__Task__:
Copy the listing below word for word, leaving nothing out and changing nothing.

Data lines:
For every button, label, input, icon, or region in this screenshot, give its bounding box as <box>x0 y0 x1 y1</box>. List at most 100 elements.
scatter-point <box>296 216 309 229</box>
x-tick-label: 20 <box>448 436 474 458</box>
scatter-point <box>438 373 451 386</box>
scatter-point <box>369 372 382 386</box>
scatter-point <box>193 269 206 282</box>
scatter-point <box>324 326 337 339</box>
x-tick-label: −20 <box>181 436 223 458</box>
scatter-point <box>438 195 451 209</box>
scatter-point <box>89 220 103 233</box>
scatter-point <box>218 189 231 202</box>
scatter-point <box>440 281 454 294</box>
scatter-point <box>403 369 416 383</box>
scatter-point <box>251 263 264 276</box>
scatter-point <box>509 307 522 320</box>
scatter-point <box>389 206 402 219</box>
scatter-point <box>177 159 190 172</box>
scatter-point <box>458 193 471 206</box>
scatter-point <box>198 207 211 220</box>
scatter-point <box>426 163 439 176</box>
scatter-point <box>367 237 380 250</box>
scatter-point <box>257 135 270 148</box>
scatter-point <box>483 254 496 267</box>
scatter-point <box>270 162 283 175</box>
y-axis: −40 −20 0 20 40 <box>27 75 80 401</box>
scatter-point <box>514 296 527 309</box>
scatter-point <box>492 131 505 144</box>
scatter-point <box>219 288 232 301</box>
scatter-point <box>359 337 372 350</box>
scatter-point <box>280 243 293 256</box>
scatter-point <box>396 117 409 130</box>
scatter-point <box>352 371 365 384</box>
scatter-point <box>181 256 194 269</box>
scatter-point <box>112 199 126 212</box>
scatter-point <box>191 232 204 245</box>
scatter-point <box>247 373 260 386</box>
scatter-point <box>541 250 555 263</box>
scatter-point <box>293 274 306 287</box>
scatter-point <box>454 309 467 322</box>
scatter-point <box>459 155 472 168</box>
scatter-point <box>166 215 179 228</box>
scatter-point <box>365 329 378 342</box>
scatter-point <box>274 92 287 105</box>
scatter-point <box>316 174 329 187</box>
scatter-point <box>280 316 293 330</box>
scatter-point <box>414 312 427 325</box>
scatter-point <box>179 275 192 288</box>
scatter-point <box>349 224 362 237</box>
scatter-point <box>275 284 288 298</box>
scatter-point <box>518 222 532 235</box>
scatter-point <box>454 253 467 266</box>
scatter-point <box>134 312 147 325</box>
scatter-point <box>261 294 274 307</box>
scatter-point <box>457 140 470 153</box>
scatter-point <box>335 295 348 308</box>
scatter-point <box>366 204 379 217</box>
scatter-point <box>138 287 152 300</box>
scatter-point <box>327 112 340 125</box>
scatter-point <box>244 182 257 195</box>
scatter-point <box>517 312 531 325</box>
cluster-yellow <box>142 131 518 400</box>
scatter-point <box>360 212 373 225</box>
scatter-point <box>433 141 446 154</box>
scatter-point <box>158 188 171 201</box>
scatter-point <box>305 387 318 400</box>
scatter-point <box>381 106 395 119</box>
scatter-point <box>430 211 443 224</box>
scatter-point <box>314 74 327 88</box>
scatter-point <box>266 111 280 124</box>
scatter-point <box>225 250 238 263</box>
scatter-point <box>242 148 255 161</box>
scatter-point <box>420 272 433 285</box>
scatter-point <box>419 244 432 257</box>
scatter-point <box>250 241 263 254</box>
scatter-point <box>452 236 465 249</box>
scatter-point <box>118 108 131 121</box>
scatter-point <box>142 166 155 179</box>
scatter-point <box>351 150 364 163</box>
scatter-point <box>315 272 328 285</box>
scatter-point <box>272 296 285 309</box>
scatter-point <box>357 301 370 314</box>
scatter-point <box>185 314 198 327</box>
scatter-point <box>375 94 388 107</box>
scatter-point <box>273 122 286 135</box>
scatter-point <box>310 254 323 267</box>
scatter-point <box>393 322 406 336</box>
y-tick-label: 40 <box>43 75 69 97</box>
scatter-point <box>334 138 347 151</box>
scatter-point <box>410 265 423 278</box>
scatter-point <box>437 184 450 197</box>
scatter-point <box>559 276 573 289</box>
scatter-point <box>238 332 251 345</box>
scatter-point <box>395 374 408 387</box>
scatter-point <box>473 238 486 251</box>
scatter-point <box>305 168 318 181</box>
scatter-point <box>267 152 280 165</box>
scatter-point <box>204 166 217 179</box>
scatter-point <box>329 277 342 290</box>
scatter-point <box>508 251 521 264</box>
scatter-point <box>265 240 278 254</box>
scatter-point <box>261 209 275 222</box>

__Reply__:
For every button, label, input, icon, or region in this screenshot, give its bounding box as <box>x0 y0 x1 y1</box>. List at most 100 elements.
scatter-point <box>296 216 309 229</box>
x-tick-label: 20 <box>448 436 474 458</box>
scatter-point <box>438 373 451 386</box>
scatter-point <box>369 372 382 386</box>
scatter-point <box>193 269 206 282</box>
scatter-point <box>324 326 337 339</box>
x-tick-label: −20 <box>181 436 223 458</box>
scatter-point <box>438 195 451 209</box>
scatter-point <box>89 220 103 233</box>
scatter-point <box>218 189 231 202</box>
scatter-point <box>440 281 454 294</box>
scatter-point <box>403 369 416 383</box>
scatter-point <box>251 263 264 276</box>
scatter-point <box>509 307 522 320</box>
scatter-point <box>389 206 402 219</box>
scatter-point <box>177 159 190 172</box>
scatter-point <box>458 193 471 206</box>
scatter-point <box>198 207 211 220</box>
scatter-point <box>426 163 439 176</box>
scatter-point <box>367 237 380 250</box>
scatter-point <box>257 135 270 148</box>
scatter-point <box>483 254 496 267</box>
scatter-point <box>270 162 283 175</box>
y-axis: −40 −20 0 20 40 <box>27 75 80 401</box>
scatter-point <box>514 296 527 309</box>
scatter-point <box>492 131 505 144</box>
scatter-point <box>219 288 232 301</box>
scatter-point <box>359 337 372 350</box>
scatter-point <box>280 243 293 256</box>
scatter-point <box>396 117 409 130</box>
scatter-point <box>352 371 365 384</box>
scatter-point <box>181 256 194 269</box>
scatter-point <box>112 199 126 212</box>
scatter-point <box>191 232 204 245</box>
scatter-point <box>247 373 260 386</box>
scatter-point <box>541 250 555 263</box>
scatter-point <box>293 274 306 287</box>
scatter-point <box>454 309 467 322</box>
scatter-point <box>459 155 472 168</box>
scatter-point <box>166 215 179 228</box>
scatter-point <box>365 329 378 342</box>
scatter-point <box>274 92 287 105</box>
scatter-point <box>316 174 329 187</box>
scatter-point <box>280 316 293 330</box>
scatter-point <box>414 312 427 325</box>
scatter-point <box>179 275 192 288</box>
scatter-point <box>349 224 362 237</box>
scatter-point <box>275 284 288 298</box>
scatter-point <box>518 222 532 235</box>
scatter-point <box>454 253 467 266</box>
scatter-point <box>134 312 147 325</box>
scatter-point <box>261 294 274 307</box>
scatter-point <box>457 140 470 153</box>
scatter-point <box>335 295 348 308</box>
scatter-point <box>366 204 379 217</box>
scatter-point <box>138 287 152 300</box>
scatter-point <box>327 112 340 125</box>
scatter-point <box>244 182 257 195</box>
scatter-point <box>517 312 531 325</box>
cluster-yellow <box>142 131 518 400</box>
scatter-point <box>360 212 373 225</box>
scatter-point <box>433 141 446 154</box>
scatter-point <box>158 188 171 201</box>
scatter-point <box>305 387 318 400</box>
scatter-point <box>381 106 395 119</box>
scatter-point <box>430 211 443 224</box>
scatter-point <box>314 74 327 88</box>
scatter-point <box>266 111 280 124</box>
scatter-point <box>225 250 238 263</box>
scatter-point <box>242 148 255 161</box>
scatter-point <box>420 272 433 285</box>
scatter-point <box>419 244 432 257</box>
scatter-point <box>250 241 263 254</box>
scatter-point <box>452 236 465 249</box>
scatter-point <box>118 108 131 121</box>
scatter-point <box>142 166 155 179</box>
scatter-point <box>351 150 364 163</box>
scatter-point <box>315 272 328 285</box>
scatter-point <box>272 296 285 309</box>
scatter-point <box>357 301 370 314</box>
scatter-point <box>185 314 198 327</box>
scatter-point <box>375 94 388 107</box>
scatter-point <box>273 122 286 135</box>
scatter-point <box>310 254 323 267</box>
scatter-point <box>393 322 406 336</box>
y-tick-label: 40 <box>43 75 69 97</box>
scatter-point <box>334 138 347 151</box>
scatter-point <box>410 265 423 278</box>
scatter-point <box>437 184 450 197</box>
scatter-point <box>559 276 573 289</box>
scatter-point <box>238 332 251 345</box>
scatter-point <box>395 374 408 387</box>
scatter-point <box>473 238 486 251</box>
scatter-point <box>305 168 318 181</box>
scatter-point <box>267 152 280 165</box>
scatter-point <box>204 166 217 179</box>
scatter-point <box>329 277 342 290</box>
scatter-point <box>508 251 521 264</box>
scatter-point <box>265 240 278 254</box>
scatter-point <box>261 209 275 222</box>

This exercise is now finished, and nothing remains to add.